→ **EXCERPTED PASSAGE**:
【连通图|点连通度】POJ-1966 Cable TV Network

Cable TV Network
Time Limit: 1000MS Memory Limit: 30000K

Description
The interconnection of the relays in a cable TV network is bi-directional. The network is connected if there is at least one interconnection path between each pair of relays present in the network. Otherwise the network is disconnected. An empty network or a network with a single relay is considered connected. The safety factor f of a network with n relays is:
1. n, if the net remains connected regardless the number of relays removed from the net.
2. The minimal number of relays that disconnect the network when removed.

For example, consider the nets from figure 1, where the circles mark the relays and the solid lines correspond to interconnection cables. The network (a) is connected regardless the number of relays that are removed and, according to rule (1), f=n=3. The network (b) is disconnected when 0 relays are removed, hence f=0 by rule (2). The network (c) is disconnected when the relays 1 and 2 or 1 and 3 are removed. The safety factor is 2.

→ **DATA PROVIDED**:
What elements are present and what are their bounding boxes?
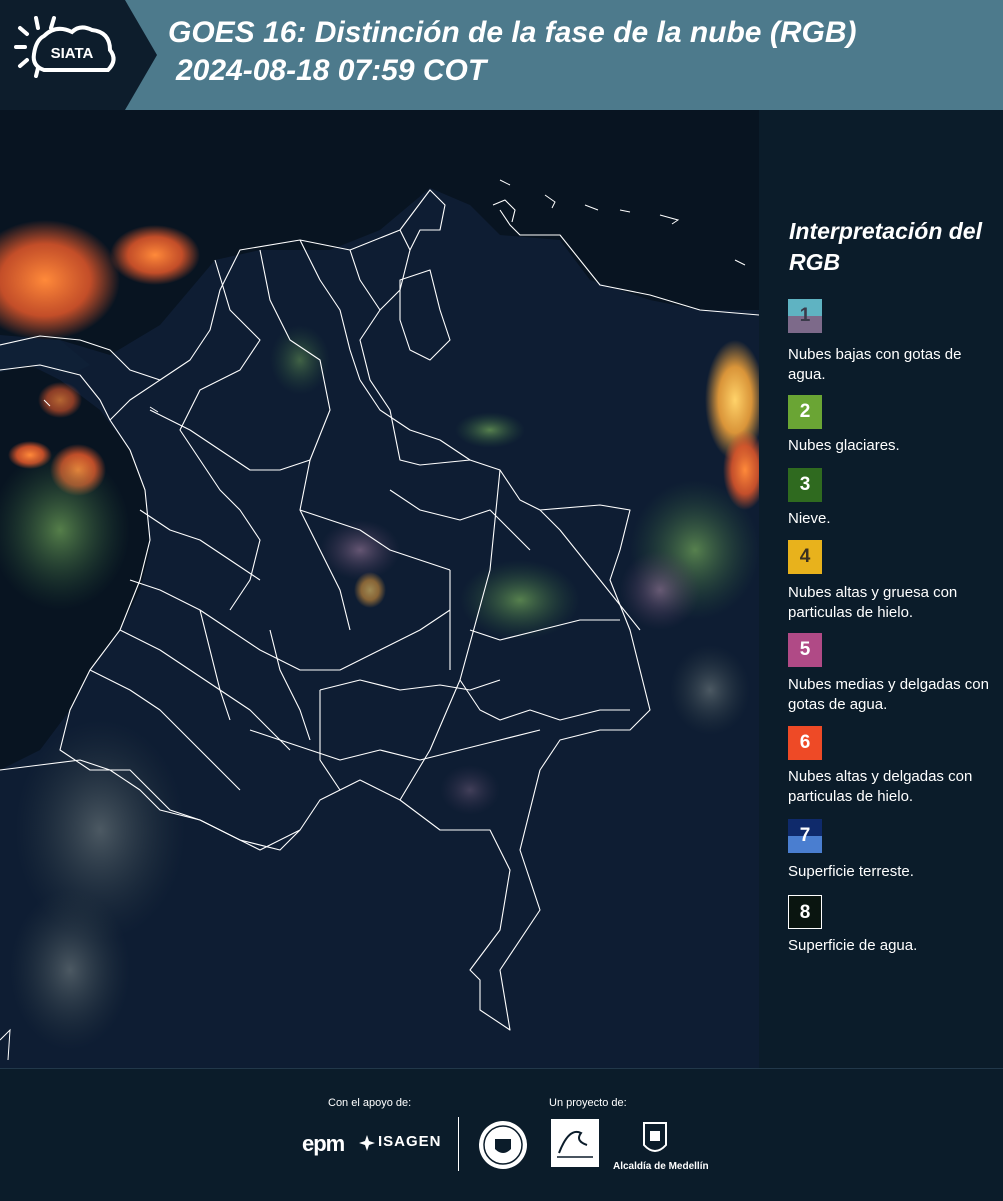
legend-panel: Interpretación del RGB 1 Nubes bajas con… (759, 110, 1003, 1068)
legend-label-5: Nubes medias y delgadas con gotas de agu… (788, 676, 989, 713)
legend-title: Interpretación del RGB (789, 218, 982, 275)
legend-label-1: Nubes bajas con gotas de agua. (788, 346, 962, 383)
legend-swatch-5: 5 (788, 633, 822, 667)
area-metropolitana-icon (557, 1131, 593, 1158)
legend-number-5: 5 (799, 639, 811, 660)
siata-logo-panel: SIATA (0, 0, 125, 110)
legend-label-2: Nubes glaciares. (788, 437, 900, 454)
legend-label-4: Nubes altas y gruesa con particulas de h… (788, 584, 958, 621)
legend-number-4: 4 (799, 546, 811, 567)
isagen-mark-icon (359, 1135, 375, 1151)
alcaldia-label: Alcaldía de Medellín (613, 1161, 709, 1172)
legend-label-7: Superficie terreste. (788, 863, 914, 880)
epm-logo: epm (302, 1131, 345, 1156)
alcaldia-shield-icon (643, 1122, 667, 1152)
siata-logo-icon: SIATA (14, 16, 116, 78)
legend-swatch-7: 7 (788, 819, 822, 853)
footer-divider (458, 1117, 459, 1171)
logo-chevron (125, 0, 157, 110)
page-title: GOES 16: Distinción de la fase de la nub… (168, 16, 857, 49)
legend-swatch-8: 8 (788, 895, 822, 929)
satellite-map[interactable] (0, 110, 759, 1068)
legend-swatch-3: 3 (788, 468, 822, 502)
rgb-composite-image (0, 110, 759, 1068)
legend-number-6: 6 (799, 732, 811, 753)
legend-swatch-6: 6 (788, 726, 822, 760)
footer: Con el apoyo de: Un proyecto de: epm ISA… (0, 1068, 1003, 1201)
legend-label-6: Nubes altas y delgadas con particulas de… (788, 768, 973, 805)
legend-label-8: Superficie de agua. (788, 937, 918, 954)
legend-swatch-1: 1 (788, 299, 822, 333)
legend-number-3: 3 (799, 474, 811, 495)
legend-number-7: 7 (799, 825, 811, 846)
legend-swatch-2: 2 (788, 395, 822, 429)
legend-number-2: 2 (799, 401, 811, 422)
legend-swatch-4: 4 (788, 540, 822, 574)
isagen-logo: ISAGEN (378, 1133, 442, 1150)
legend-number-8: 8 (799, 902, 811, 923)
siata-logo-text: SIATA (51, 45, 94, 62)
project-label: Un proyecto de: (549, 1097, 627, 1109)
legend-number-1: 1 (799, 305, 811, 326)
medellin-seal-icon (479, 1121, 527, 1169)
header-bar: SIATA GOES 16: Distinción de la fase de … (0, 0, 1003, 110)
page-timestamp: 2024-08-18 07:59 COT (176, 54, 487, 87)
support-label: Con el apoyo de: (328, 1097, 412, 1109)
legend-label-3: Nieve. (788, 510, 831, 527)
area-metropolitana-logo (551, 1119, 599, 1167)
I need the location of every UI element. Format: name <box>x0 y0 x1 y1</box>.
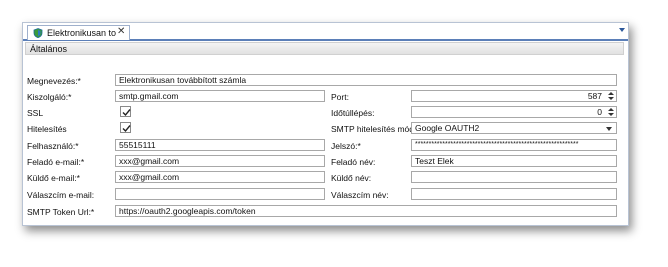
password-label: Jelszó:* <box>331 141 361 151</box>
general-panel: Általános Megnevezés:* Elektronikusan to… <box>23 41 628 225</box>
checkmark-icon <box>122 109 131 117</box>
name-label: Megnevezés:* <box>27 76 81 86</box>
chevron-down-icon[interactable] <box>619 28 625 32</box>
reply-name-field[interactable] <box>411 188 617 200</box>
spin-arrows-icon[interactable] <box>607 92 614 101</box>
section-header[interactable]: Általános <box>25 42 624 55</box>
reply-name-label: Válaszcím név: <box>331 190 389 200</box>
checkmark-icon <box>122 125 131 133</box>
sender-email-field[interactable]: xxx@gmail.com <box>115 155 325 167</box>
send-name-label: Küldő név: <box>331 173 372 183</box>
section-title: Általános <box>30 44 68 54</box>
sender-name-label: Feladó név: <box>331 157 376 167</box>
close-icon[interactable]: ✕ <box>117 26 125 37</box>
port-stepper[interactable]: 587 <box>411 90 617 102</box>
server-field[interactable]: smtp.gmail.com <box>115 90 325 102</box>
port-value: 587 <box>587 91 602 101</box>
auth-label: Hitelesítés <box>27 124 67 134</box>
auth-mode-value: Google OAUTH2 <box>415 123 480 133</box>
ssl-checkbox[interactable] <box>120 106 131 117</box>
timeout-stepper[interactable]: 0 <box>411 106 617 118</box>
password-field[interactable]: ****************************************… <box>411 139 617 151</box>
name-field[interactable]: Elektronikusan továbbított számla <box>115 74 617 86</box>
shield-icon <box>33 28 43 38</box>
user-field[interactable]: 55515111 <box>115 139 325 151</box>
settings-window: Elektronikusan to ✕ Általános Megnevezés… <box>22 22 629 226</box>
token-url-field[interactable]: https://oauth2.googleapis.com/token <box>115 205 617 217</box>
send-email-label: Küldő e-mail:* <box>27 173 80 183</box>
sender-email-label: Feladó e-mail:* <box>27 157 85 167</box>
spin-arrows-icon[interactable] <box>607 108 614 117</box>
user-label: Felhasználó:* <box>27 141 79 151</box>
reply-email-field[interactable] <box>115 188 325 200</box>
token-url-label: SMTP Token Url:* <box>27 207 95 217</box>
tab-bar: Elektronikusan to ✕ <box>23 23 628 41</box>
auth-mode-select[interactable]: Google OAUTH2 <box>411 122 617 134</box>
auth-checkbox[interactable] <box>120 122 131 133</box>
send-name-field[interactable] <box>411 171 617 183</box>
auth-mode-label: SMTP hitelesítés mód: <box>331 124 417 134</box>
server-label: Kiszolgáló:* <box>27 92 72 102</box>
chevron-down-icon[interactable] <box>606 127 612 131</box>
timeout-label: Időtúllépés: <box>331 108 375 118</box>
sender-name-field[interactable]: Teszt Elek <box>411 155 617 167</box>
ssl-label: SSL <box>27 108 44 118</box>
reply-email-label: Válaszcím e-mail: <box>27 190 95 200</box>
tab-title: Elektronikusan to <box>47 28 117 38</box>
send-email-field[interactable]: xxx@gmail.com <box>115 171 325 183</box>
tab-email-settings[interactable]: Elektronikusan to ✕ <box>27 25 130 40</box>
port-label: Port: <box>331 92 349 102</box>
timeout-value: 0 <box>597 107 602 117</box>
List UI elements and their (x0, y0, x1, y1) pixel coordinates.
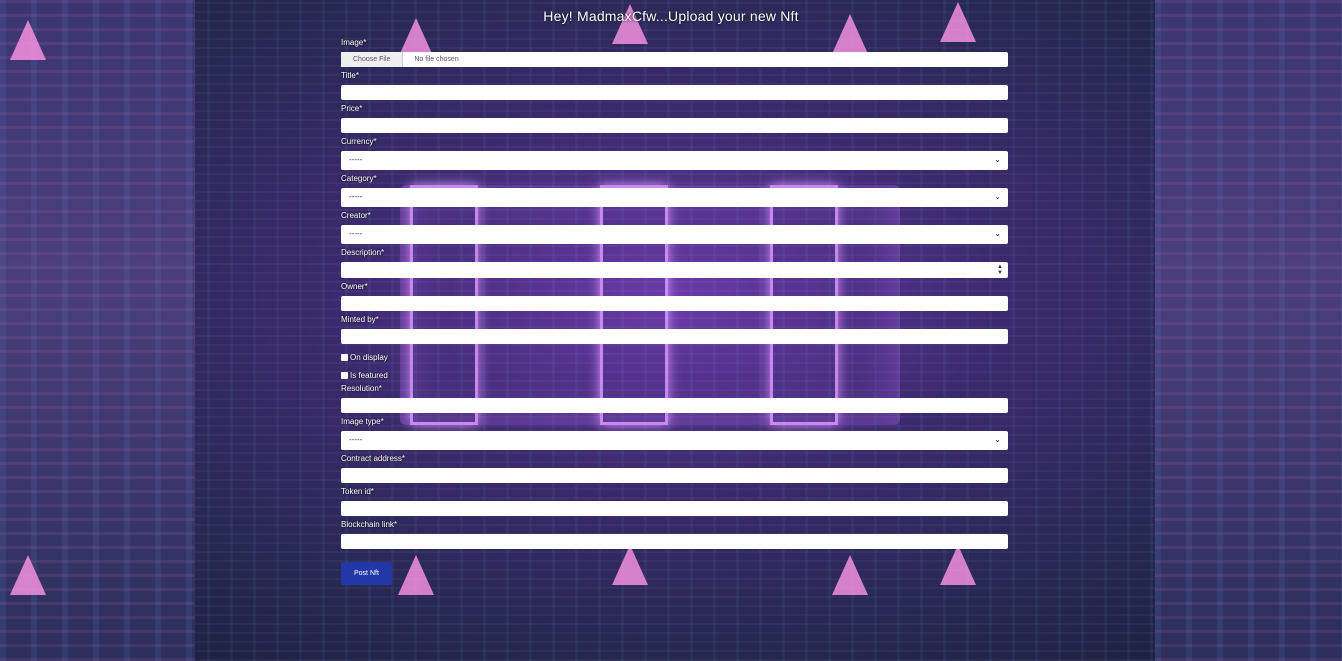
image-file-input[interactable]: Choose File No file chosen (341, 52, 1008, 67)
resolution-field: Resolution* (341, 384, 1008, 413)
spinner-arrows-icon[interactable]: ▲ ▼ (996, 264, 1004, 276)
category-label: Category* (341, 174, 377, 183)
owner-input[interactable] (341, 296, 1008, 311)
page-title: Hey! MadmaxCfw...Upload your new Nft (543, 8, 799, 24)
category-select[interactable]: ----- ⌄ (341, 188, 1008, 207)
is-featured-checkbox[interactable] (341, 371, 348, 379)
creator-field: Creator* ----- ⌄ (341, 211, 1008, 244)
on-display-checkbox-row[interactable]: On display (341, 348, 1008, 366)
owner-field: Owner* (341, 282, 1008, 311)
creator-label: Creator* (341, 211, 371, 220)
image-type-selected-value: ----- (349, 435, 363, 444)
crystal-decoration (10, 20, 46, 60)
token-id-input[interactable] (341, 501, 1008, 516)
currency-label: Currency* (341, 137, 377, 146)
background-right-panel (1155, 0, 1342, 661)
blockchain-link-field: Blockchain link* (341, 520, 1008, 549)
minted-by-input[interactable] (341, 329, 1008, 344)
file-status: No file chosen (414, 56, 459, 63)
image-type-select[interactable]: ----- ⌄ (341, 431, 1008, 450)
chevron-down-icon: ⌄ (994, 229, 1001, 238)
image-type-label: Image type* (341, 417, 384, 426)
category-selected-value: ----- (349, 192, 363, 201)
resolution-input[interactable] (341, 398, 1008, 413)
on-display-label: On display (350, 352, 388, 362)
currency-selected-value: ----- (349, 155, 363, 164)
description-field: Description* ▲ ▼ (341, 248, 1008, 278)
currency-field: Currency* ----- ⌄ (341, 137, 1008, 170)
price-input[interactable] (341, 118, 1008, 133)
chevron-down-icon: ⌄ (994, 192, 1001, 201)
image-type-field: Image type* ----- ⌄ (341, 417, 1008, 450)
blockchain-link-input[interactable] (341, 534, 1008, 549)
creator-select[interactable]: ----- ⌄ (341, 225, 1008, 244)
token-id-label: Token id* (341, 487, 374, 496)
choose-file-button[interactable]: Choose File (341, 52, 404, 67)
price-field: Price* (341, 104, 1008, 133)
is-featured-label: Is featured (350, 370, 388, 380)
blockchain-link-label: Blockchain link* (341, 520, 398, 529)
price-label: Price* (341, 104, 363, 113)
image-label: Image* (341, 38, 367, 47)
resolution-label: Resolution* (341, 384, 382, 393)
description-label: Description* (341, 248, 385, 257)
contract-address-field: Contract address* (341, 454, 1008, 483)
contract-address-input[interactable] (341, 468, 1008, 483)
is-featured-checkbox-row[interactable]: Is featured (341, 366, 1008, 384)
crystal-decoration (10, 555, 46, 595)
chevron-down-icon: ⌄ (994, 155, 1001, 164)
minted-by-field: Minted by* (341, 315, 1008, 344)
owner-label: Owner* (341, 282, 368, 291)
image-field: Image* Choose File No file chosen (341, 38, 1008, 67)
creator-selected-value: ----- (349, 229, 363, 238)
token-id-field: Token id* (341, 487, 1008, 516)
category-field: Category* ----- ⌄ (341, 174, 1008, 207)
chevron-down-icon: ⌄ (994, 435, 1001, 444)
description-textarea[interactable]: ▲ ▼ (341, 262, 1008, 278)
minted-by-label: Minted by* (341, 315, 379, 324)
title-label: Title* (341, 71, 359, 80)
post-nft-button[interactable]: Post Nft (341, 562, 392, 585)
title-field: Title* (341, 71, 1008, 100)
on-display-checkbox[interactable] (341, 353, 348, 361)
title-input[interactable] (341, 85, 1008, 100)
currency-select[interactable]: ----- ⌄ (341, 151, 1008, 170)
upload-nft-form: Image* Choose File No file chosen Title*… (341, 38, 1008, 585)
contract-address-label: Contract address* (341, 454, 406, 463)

→ **GIVEN EXERCISE 1**: In the cable TV network problem, what safety factor does network (b) have, and under which rule?
→ **GIVEN EXERCISE 2**: Reproduce the cable TV network problem word for word, starting with "Description" and going on through "from the net.".

→ **EXERCISE ANSWER 1**: Network (b) has a safety factor of 0, under rule (2).

→ **EXERCISE ANSWER 2**:
Description
The interconnection of the relays in a cable TV network is bi-directional. The network is connected if there is at least one interconnection path between each pair of relays present in the network. Otherwise the network is disconnected. An empty network or a network with a single relay is considered connected. The safety factor f of a network with n relays is:
1. n, if the net remains connected regardless the number of relays removed from the net.